#### What to do
Copy, in full, each line of the material that holds the word "circular".

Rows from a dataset
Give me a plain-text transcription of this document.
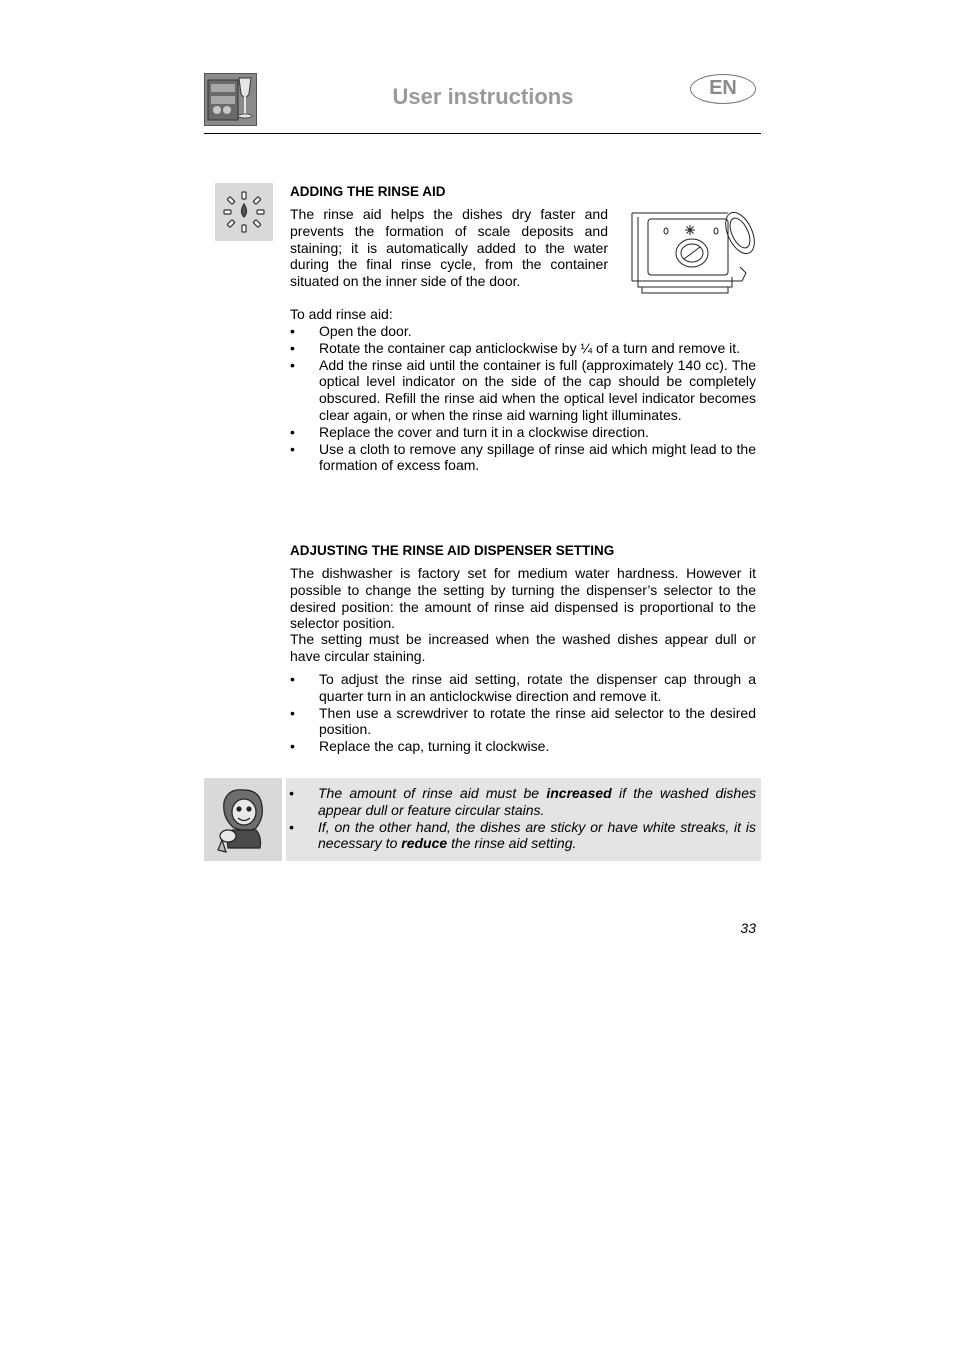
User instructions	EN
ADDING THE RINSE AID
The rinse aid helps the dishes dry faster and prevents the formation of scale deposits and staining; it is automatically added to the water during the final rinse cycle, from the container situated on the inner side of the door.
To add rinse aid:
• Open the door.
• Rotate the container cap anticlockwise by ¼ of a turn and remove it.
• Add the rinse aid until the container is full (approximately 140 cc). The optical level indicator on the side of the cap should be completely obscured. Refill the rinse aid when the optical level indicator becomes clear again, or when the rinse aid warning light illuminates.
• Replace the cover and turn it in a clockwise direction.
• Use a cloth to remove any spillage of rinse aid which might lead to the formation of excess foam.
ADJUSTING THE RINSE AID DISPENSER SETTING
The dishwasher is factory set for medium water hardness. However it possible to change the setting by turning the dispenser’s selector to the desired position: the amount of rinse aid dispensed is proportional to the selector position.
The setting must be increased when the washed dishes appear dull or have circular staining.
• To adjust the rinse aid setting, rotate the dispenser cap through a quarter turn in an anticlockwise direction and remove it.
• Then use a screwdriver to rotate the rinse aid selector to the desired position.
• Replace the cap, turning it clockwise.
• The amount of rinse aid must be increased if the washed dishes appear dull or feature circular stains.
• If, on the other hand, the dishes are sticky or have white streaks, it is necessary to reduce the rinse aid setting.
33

#### Exercise solution
The setting must be increased when the washed dishes appear dull or have circular staining.
• The amount of rinse aid must be increased if the washed dishes appear dull or feature circular stains.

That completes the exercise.